>>

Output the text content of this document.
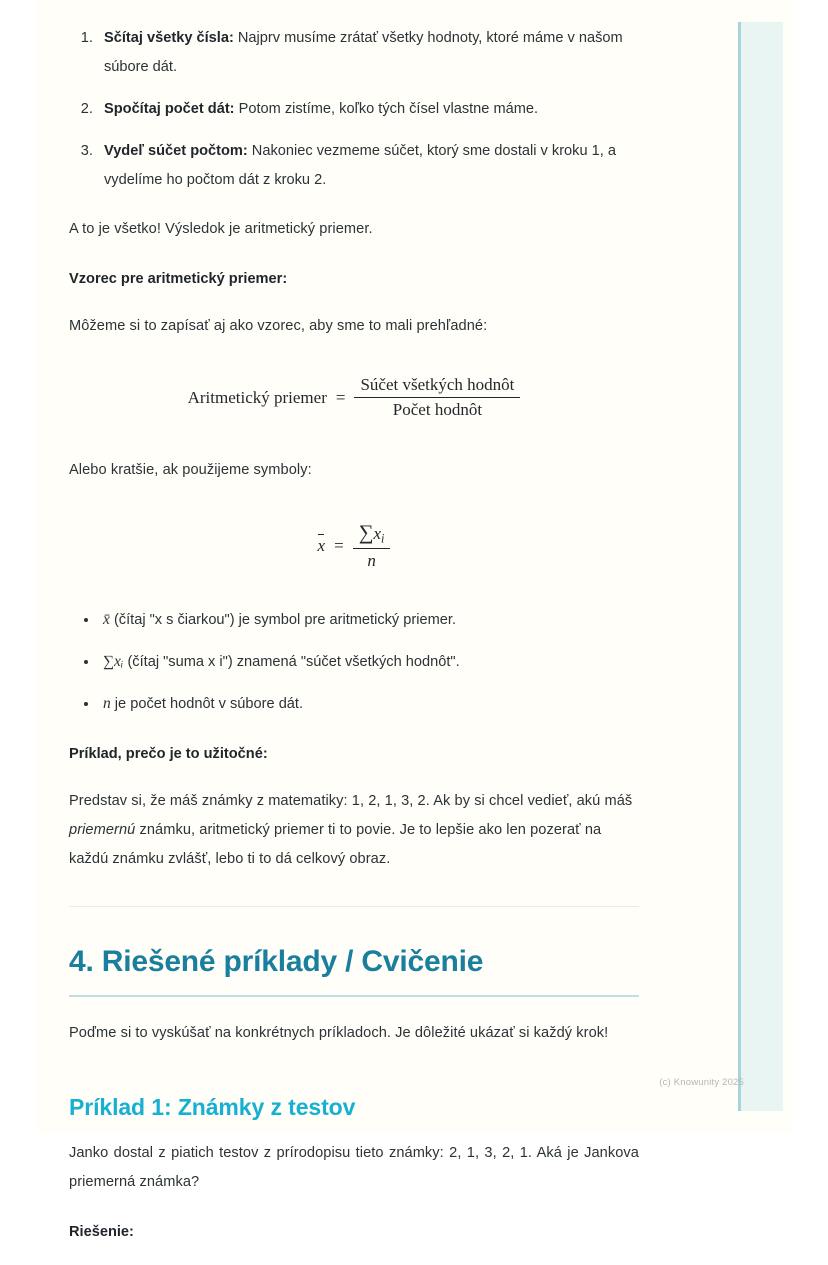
1. Sčítaj všetky čísla: Najprv musíme zrátať všetky hodnoty, ktoré máme v našom súbore dát.
2. Spočítaj počet dát: Potom zistíme, koľko tých čísel vlastne máme.
3. Vydeľ súčet počtom: Nakoniec vezmeme súčet, ktorý sme dostali v kroku 1, a vydelíme ho počtom dát z kroku 2.

A to je všetko! Výsledok je aritmetický priemer.

Vzorec pre aritmetický priemer:

Môžeme si to zapísať aj ako vzorec, aby sme to mali prehľadné:

Aritmetický priemer = $\frac{\text{Súčet všetkých hodnôt}}{\text{Počet hodnôt}}$

Alebo kratšie, ak použijeme symboly:

$x = \frac{\sum x_i}{n}$
• x̄ (čítaj "x s čiarkou") je symbol pre aritmetický priemer.
• ∑xᵢ (čítaj "suma x i") znamená "súčet všetkých hodnôt".
• n je počet hodnôt v súbore dát.
Príklad, prečo je to užitočné:

Predstav si, že máš známky z matematiky: 1, 2, 1, 3, 2. Ak by si chcel vedieť, akú máš priemernú známku, aritmetický priemer ti to povie. Je to lepšie ako len pozerať na každú známku zvlášť, lebo ti to dá celkový obraz.

4. Riešené príklady / Cvičenie

Poďme si to vyskúšať na konkrétnych príkladoch. Je dôležité ukázať si každý krok!

Príklad 1: Známky z testov

Janko dostal z piatich testov z prírodopisu tieto známky: 2, 1, 3, 2, 1. Aká je Jankova priemerná známka?

Riešenie:
(c) Knowunity 2025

<<

What needs to be done:
Report only how many lines in the entries contain "testov".

Finished task:
2